Exercise details: Nothing may be dropped or altered: reproduce all the data.

_ _ _ _ _ _ _

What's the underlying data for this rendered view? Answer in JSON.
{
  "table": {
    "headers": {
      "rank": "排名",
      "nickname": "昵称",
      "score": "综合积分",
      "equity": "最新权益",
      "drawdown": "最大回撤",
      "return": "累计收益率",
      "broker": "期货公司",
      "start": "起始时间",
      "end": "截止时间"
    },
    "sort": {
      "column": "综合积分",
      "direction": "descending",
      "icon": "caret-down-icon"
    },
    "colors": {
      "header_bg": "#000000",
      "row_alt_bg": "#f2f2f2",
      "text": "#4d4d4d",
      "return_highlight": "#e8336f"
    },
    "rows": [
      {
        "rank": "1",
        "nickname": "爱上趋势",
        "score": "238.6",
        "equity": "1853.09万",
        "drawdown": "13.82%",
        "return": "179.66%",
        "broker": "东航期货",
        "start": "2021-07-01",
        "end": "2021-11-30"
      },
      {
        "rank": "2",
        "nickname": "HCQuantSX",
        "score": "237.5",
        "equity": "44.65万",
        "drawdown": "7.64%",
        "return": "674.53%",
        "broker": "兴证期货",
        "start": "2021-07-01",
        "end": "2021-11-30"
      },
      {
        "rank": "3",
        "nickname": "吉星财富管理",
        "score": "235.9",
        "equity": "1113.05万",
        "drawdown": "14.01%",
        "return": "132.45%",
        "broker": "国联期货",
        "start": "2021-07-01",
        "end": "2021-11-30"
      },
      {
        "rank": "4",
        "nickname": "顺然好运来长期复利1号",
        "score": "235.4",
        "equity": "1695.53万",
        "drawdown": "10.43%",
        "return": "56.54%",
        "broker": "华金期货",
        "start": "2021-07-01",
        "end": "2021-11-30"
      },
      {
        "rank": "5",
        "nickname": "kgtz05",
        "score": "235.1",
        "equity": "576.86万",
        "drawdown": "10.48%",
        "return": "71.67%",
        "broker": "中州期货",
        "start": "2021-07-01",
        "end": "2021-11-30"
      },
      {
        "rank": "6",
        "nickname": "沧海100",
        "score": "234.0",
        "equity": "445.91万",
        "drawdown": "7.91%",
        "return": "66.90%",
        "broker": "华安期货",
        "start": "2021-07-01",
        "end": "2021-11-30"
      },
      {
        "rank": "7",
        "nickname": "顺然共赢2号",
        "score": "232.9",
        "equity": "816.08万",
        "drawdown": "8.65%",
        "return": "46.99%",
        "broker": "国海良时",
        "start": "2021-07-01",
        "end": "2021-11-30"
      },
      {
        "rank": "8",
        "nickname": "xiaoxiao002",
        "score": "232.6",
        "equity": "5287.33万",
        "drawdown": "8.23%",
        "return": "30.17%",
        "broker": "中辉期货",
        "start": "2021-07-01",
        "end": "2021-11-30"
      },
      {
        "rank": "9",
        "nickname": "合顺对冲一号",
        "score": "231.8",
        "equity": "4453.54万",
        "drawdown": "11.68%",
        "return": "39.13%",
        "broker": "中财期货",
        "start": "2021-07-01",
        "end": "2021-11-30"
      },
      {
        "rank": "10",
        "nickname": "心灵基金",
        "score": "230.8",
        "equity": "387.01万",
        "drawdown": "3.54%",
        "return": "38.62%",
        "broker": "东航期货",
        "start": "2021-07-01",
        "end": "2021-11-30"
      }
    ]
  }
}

_ _ _ _ _ _ _

Response:
What's the underlying data for this rendered view? Answer in JSON.
{
  "table": {
    "headers": {
      "rank": "排名",
      "nickname": "昵称",
      "score": "综合积分",
      "equity": "最新权益",
      "drawdown": "最大回撤",
      "return": "累计收益率",
      "broker": "期货公司",
      "start": "起始时间",
      "end": "截止时间"
    },
    "sort": {
      "column": "综合积分",
      "direction": "descending",
      "icon": "caret-down-icon"
    },
    "colors": {
      "header_bg": "#000000",
      "row_alt_bg": "#f2f2f2",
      "text": "#4d4d4d",
      "return_highlight": "#e8336f"
    },
    "rows": [
      {
        "rank": "1",
        "nickname": "爱上趋势",
        "score": "238.6",
        "equity": "1853.09万",
        "drawdown": "13.82%",
        "return": "179.66%",
        "broker": "东航期货",
        "start": "2021-07-01",
        "end": "2021-11-30"
      },
      {
        "rank": "2",
        "nickname": "HCQuantSX",
        "score": "237.5",
        "equity": "44.65万",
        "drawdown": "7.64%",
        "return": "674.53%",
        "broker": "兴证期货",
        "start": "2021-07-01",
        "end": "2021-11-30"
      },
      {
        "rank": "3",
        "nickname": "吉星财富管理",
        "score": "235.9",
        "equity": "1113.05万",
        "drawdown": "14.01%",
        "return": "132.45%",
        "broker": "国联期货",
        "start": "2021-07-01",
        "end": "2021-11-30"
      },
      {
        "rank": "4",
        "nickname": "顺然好运来长期复利1号",
        "score": "235.4",
        "equity": "1695.53万",
        "drawdown": "10.43%",
        "return": "56.54%",
        "broker": "华金期货",
        "start": "2021-07-01",
        "end": "2021-11-30"
      },
      {
        "rank": "5",
        "nickname": "kgtz05",
        "score": "235.1",
        "equity": "576.86万",
        "drawdown": "10.48%",
        "return": "71.67%",
        "broker": "中州期货",
        "start": "2021-07-01",
        "end": "2021-11-30"
      },
      {
        "rank": "6",
        "nickname": "沧海100",
        "score": "234.0",
        "equity": "445.91万",
        "drawdown": "7.91%",
        "return": "66.90%",
        "broker": "华安期货",
        "start": "2021-07-01",
        "end": "2021-11-30"
      },
      {
        "rank": "7",
        "nickname": "顺然共赢2号",
        "score": "232.9",
        "equity": "816.08万",
        "drawdown": "8.65%",
        "return": "46.99%",
        "broker": "国海良时",
        "start": "2021-07-01",
        "end": "2021-11-30"
      },
      {
        "rank": "8",
        "nickname": "xiaoxiao002",
        "score": "232.6",
        "equity": "5287.33万",
        "drawdown": "8.23%",
        "return": "30.17%",
        "broker": "中辉期货",
        "start": "2021-07-01",
        "end": "2021-11-30"
      },
      {
        "rank": "9",
        "nickname": "合顺对冲一号",
        "score": "231.8",
        "equity": "4453.54万",
        "drawdown": "11.68%",
        "return": "39.13%",
        "broker": "中财期货",
        "start": "2021-07-01",
        "end": "2021-11-30"
      },
      {
        "rank": "10",
        "nickname": "心灵基金",
        "score": "230.8",
        "equity": "387.01万",
        "drawdown": "3.54%",
        "return": "38.62%",
        "broker": "东航期货",
        "start": "2021-07-01",
        "end": "2021-11-30"
      }
    ]
  }
}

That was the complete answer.